Extract all lines from the data beneath that include the word "figures".

**Material supplied**
•••
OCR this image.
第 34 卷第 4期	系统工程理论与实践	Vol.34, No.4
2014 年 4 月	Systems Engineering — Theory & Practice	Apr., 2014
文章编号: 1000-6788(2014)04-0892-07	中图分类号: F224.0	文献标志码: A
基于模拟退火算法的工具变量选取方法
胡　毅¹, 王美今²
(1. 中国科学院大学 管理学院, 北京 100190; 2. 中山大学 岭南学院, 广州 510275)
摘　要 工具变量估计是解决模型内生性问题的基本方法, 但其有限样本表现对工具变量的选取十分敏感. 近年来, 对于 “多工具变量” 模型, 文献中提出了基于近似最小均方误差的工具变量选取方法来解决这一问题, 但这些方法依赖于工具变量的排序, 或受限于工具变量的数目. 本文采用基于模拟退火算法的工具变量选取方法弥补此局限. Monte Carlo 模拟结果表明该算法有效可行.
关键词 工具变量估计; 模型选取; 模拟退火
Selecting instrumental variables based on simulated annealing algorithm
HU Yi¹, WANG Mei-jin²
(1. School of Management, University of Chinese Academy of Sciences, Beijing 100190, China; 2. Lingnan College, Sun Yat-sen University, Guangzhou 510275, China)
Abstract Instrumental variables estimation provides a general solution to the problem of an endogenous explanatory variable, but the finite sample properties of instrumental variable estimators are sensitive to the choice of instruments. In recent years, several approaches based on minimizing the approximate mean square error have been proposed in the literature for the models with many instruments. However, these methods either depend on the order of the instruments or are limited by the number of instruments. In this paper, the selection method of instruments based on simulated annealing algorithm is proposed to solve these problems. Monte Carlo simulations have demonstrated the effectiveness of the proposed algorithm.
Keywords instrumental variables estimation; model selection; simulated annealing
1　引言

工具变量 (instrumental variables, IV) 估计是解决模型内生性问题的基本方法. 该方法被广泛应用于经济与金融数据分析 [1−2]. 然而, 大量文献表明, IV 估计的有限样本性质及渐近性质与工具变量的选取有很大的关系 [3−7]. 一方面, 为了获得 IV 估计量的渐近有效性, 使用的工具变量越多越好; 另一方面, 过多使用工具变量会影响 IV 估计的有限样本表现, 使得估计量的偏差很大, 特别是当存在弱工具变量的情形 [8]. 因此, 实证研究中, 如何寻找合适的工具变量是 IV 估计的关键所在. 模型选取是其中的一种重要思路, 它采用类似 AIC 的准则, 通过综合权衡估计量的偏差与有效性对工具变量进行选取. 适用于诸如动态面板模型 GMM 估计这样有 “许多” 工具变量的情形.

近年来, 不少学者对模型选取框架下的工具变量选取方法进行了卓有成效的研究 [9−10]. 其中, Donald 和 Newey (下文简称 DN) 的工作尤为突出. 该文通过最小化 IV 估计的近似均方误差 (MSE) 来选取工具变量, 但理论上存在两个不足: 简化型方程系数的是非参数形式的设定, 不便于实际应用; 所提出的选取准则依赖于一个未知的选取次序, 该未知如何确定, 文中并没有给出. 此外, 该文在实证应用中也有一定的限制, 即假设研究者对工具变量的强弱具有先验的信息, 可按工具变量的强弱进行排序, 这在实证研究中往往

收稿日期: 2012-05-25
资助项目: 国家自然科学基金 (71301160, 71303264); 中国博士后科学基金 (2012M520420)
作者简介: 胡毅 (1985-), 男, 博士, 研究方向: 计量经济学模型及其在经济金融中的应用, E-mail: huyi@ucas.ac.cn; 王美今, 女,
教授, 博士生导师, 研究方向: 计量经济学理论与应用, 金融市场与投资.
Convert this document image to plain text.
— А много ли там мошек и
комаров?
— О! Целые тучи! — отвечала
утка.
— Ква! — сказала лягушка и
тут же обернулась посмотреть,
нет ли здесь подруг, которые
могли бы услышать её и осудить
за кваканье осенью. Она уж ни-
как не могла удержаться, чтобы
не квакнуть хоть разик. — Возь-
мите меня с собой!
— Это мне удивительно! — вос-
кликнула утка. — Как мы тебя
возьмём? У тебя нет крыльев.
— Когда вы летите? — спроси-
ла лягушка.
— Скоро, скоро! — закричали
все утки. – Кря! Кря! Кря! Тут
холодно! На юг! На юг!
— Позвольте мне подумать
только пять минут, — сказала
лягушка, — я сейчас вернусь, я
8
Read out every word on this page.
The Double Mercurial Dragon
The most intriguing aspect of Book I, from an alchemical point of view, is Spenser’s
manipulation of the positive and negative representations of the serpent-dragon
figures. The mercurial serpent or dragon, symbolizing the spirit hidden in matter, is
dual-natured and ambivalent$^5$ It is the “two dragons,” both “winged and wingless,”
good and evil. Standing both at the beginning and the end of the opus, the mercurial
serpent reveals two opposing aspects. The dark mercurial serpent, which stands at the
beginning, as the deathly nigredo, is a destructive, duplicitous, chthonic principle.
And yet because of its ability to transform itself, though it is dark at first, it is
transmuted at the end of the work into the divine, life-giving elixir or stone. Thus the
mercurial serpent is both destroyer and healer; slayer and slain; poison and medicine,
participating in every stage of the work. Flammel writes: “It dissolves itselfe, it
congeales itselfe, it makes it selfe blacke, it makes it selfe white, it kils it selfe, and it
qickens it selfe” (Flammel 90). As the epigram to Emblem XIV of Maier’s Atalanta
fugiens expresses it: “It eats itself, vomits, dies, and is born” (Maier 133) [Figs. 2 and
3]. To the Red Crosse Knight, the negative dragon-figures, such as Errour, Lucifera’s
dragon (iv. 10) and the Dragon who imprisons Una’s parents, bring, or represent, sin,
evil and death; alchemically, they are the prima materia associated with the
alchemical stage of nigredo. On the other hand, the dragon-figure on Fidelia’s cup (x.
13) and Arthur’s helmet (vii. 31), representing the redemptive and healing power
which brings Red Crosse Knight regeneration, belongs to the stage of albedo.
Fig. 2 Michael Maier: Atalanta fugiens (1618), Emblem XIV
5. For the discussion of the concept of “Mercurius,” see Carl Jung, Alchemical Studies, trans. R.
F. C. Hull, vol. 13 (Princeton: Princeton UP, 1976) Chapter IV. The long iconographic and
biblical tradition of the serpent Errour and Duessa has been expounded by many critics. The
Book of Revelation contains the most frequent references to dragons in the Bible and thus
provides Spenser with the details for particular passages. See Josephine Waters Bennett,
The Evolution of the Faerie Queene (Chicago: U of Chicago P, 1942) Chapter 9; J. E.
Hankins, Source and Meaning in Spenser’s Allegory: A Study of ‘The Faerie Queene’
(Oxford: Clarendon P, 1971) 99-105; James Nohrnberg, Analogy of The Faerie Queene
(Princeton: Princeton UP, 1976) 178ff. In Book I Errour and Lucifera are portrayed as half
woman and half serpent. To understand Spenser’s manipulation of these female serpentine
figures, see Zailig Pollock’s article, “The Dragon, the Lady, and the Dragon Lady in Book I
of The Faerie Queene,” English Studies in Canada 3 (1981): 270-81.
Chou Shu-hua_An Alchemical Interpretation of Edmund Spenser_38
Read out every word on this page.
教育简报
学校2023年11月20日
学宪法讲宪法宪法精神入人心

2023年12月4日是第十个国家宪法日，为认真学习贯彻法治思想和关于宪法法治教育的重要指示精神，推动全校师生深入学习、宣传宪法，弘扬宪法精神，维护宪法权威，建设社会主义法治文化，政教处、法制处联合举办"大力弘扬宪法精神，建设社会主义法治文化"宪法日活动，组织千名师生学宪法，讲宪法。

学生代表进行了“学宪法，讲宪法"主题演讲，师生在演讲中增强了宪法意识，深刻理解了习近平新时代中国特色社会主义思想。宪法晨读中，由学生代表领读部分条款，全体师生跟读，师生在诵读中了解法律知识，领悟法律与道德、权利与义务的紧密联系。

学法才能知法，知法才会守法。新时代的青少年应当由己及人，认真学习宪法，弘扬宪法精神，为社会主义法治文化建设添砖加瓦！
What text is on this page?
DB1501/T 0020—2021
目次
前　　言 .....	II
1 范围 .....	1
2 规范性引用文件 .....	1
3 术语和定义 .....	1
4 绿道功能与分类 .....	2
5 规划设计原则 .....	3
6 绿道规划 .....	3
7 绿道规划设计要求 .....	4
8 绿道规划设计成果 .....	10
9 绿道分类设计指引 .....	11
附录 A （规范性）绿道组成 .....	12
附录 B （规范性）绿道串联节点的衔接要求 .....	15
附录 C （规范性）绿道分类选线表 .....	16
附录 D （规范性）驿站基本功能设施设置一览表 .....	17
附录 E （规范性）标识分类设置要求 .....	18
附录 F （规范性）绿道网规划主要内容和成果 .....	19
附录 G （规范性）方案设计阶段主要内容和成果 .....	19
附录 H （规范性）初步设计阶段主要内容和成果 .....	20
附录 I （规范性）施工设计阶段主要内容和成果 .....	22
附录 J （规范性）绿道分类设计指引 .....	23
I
•••
**Result of the exercise**
figures. The mercurial serpent or dragon, symbolizing the spirit hidden in matter, is
3]. To the Red Crosse Knight, the negative dragon-figures, such as Errour, Lucifera’s
figures, see Zailig Pollock’s article, “The Dragon, the Lady, and the Dragon Lady in Book I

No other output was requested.